Objective
Retype the data that follows line by line, exactly, and leave its pictures out.

[Records about charts and figures]

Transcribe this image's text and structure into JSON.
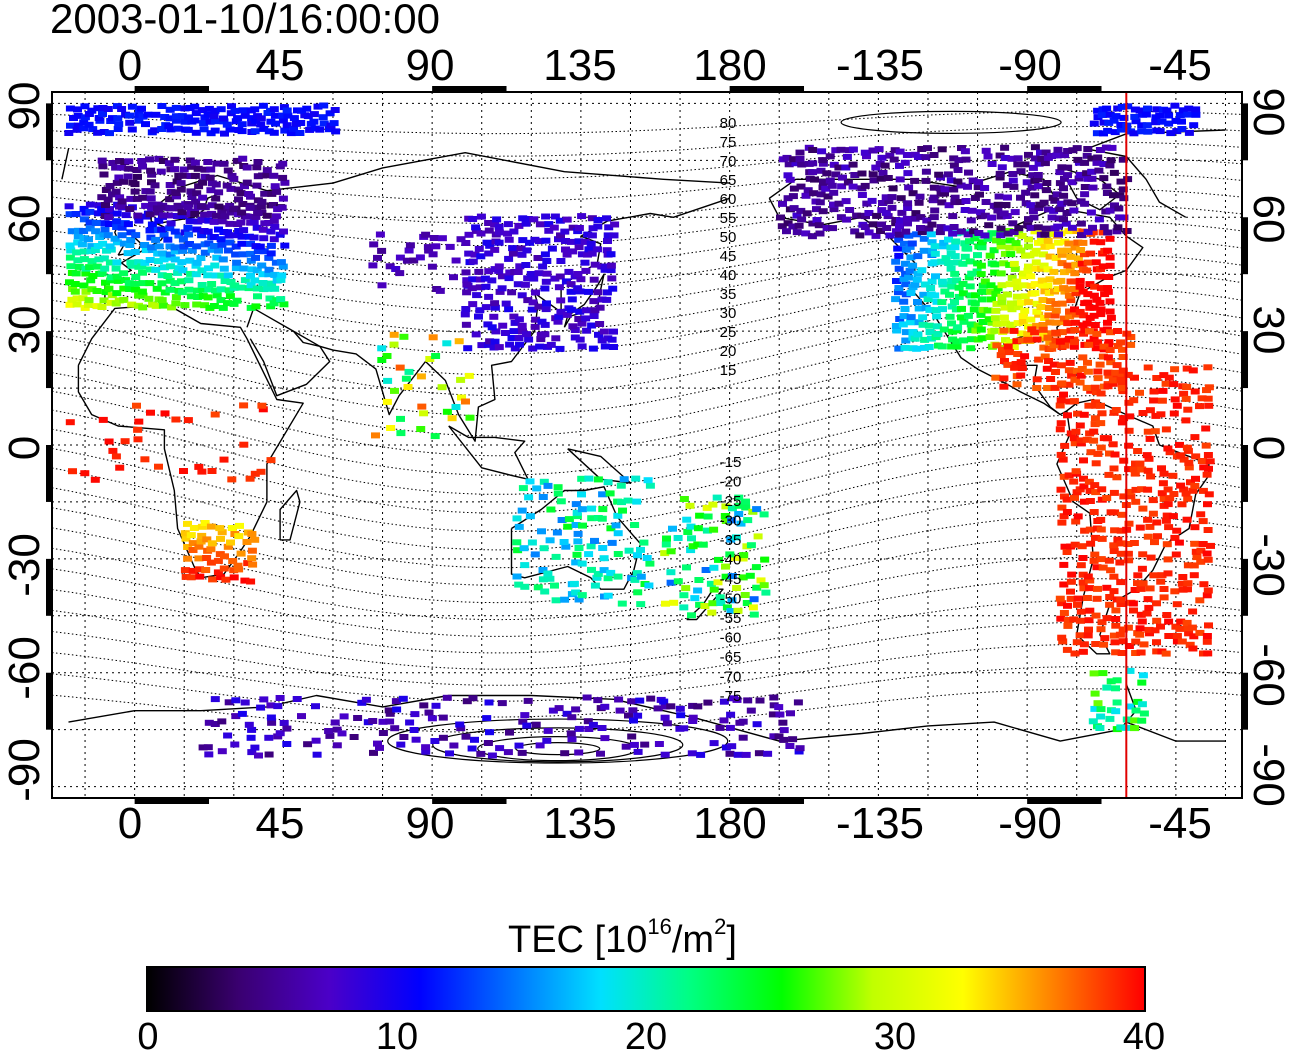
{
  "title": "2003-01-10/16:00:00",
  "x_ticks": [
    "0",
    "45",
    "90",
    "135",
    "180",
    "-135",
    "-90",
    "-45"
  ],
  "y_ticks": [
    "90",
    "60",
    "30",
    "0",
    "-30",
    "-60",
    "-90"
  ],
  "contour_labels_north": [
    "80",
    "75",
    "70",
    "65",
    "60",
    "55",
    "50",
    "45",
    "40",
    "35",
    "30",
    "25",
    "20",
    "15"
  ],
  "contour_labels_south": [
    "-15",
    "-20",
    "-25",
    "-30",
    "-35",
    "-40",
    "-45",
    "-50",
    "-55",
    "-60",
    "-65",
    "-70",
    "-75"
  ],
  "colorbar": {
    "title": "TEC  [10",
    "title_sup1": "16",
    "title_mid": "/m",
    "title_sup2": "2",
    "title_end": "]",
    "labels": [
      "0",
      "10",
      "20",
      "30",
      "40"
    ],
    "colors": [
      "#000000",
      "#3a0070",
      "#4b00c8",
      "#0000ff",
      "#0070ff",
      "#00e0ff",
      "#00ff80",
      "#00ff00",
      "#c0ff00",
      "#ffff00",
      "#ff8000",
      "#ff0000"
    ]
  },
  "marker_line_longitude": -60,
  "map_extent": {
    "lon_min": -25,
    "lon_max": 335,
    "lat_min": -93,
    "lat_max": 93
  }
}
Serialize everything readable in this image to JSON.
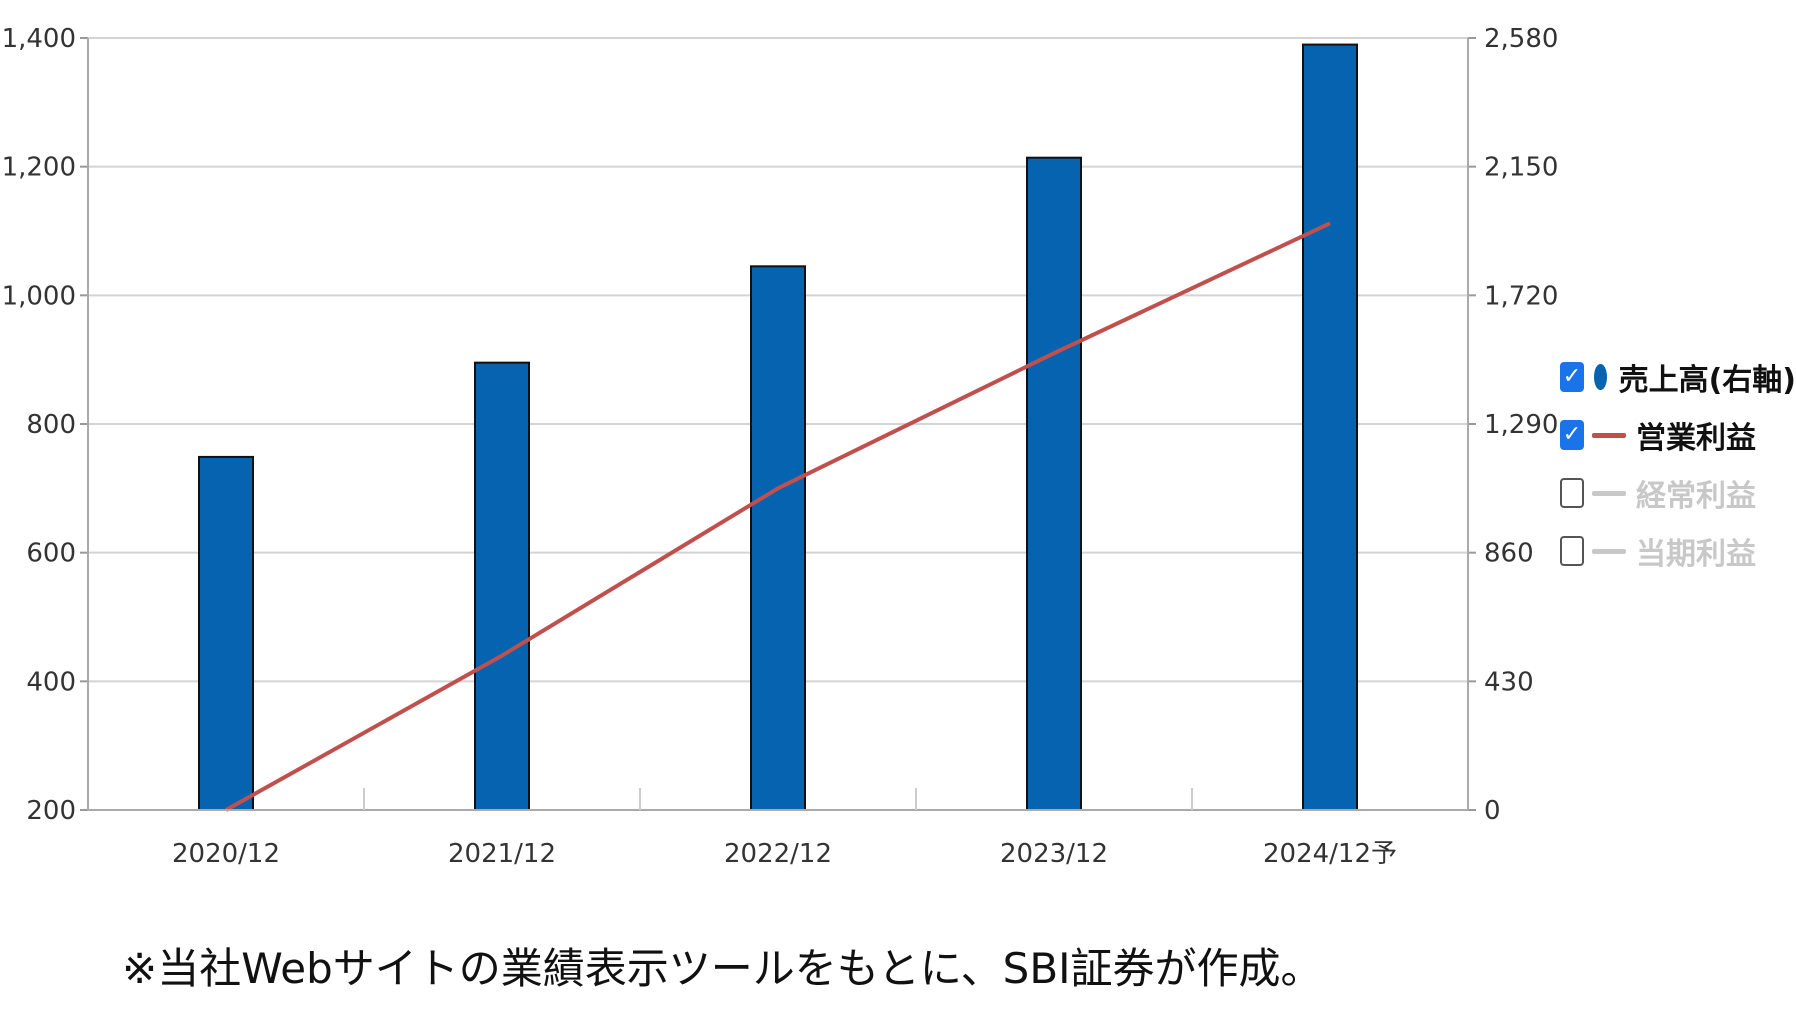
{
  "chart_data": {
    "type": "bar",
    "categories": [
      "2020/12",
      "2021/12",
      "2022/12",
      "2023/12",
      "2024/12予"
    ],
    "series": [
      {
        "name": "売上高(右軸)",
        "type": "bar",
        "axis": "right",
        "color": "#0563b0",
        "values": [
          1180,
          1495,
          1817,
          2180,
          2558
        ]
      },
      {
        "name": "営業利益",
        "type": "line",
        "axis": "left",
        "color": "#c0504d",
        "values": [
          200,
          440,
          700,
          910,
          1112
        ]
      }
    ],
    "yaxis_left": {
      "min": 200,
      "max": 1400,
      "ticks": [
        "200",
        "400",
        "600",
        "800",
        "1,000",
        "1,200",
        "1,400"
      ]
    },
    "yaxis_right": {
      "min": 0,
      "max": 2580,
      "ticks": [
        "0",
        "430",
        "860",
        "1,290",
        "1,720",
        "2,150",
        "2,580"
      ]
    },
    "grid": true,
    "legend_position": "right"
  },
  "legend": [
    {
      "label": "売上高(右軸)",
      "checked": true,
      "marker": "dot",
      "color": "#0563b0"
    },
    {
      "label": "営業利益",
      "checked": true,
      "marker": "line",
      "color": "#c0504d"
    },
    {
      "label": "経常利益",
      "checked": false,
      "marker": "line",
      "color": "#c8c8c8"
    },
    {
      "label": "当期利益",
      "checked": false,
      "marker": "line",
      "color": "#c8c8c8"
    }
  ],
  "footnote": "※当社Webサイトの業績表示ツールをもとに、SBI証券が作成。"
}
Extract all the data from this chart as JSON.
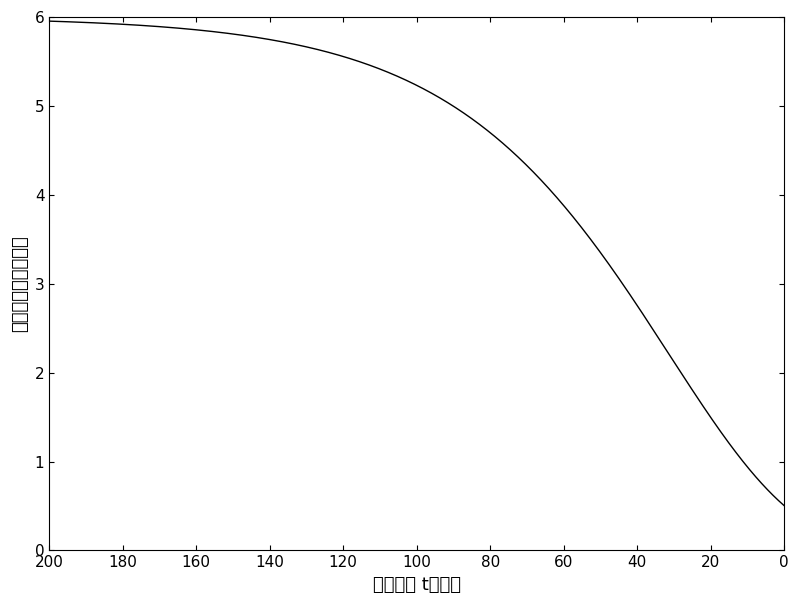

The output
Transcribe this image's text and structure into JSON.
{
  "title": "2003-01-10/16:00:00",
  "x_ticks": [
    "0",
    "45",
    "90",
    "135",
    "180",
    "-135",
    "-90",
    "-45"
  ],
  "y_ticks": [
    "90",
    "60",
    "30",
    "0",
    "-30",
    "-60",
    "-90"
  ],
  "contour_labels_north": [
    "80",
    "75",
    "70",
    "65",
    "60",
    "55",
    "50",
    "45",
    "40",
    "35",
    "30",
    "25",
    "20",
    "15"
  ],
  "contour_labels_south": [
    "-15",
    "-20",
    "-25",
    "-30",
    "-35",
    "-40",
    "-45",
    "-50",
    "-55",
    "-60",
    "-65",
    "-70",
    "-75"
  ],
  "colorbar": {
    "title": "TEC  [10",
    "title_sup1": "16",
    "title_mid": "/m",
    "title_sup2": "2",
    "title_end": "]",
    "labels": [
      "0",
      "10",
      "20",
      "30",
      "40"
    ],
    "colors": [
      "#000000",
      "#3a0070",
      "#4b00c8",
      "#0000ff",
      "#0070ff",
      "#00e0ff",
      "#00ff80",
      "#00ff00",
      "#c0ff00",
      "#ffff00",
      "#ff8000",
      "#ff0000"
    ]
  },
  "marker_line_longitude": -60,
  "map_extent": {
    "lon_min": -25,
    "lon_max": 335,
    "lat_min": -93,
    "lat_max": 93
  }
}
Serialize everything readable in this image to JSON.
{
  "chart_data": {
    "type": "bar",
    "categories": [
      "2020/12",
      "2021/12",
      "2022/12",
      "2023/12",
      "2024/12予"
    ],
    "series": [
      {
        "name": "売上高(右軸)",
        "type": "bar",
        "axis": "right",
        "color": "#0563b0",
        "values": [
          1180,
          1495,
          1817,
          2180,
          2558
        ]
      },
      {
        "name": "営業利益",
        "type": "line",
        "axis": "left",
        "color": "#c0504d",
        "values": [
          200,
          440,
          700,
          910,
          1112
        ]
      }
    ],
    "yaxis_left": {
      "min": 200,
      "max": 1400,
      "ticks": [
        "200",
        "400",
        "600",
        "800",
        "1,000",
        "1,200",
        "1,400"
      ]
    },
    "yaxis_right": {
      "min": 0,
      "max": 2580,
      "ticks": [
        "0",
        "430",
        "860",
        "1,290",
        "1,720",
        "2,150",
        "2,580"
      ]
    },
    "grid": true,
    "legend_position": "right"
  },
  "legend": [
    {
      "label": "売上高(右軸)",
      "checked": true,
      "marker": "dot",
      "color": "#0563b0"
    },
    {
      "label": "営業利益",
      "checked": true,
      "marker": "line",
      "color": "#c0504d"
    },
    {
      "label": "経常利益",
      "checked": false,
      "marker": "line",
      "color": "#c8c8c8"
    },
    {
      "label": "当期利益",
      "checked": false,
      "marker": "line",
      "color": "#c8c8c8"
    }
  ],
  "footnote": "※当社Webサイトの業績表示ツールをもとに、SBI証券が作成。"
}
Extract all the data from this chart as JSON.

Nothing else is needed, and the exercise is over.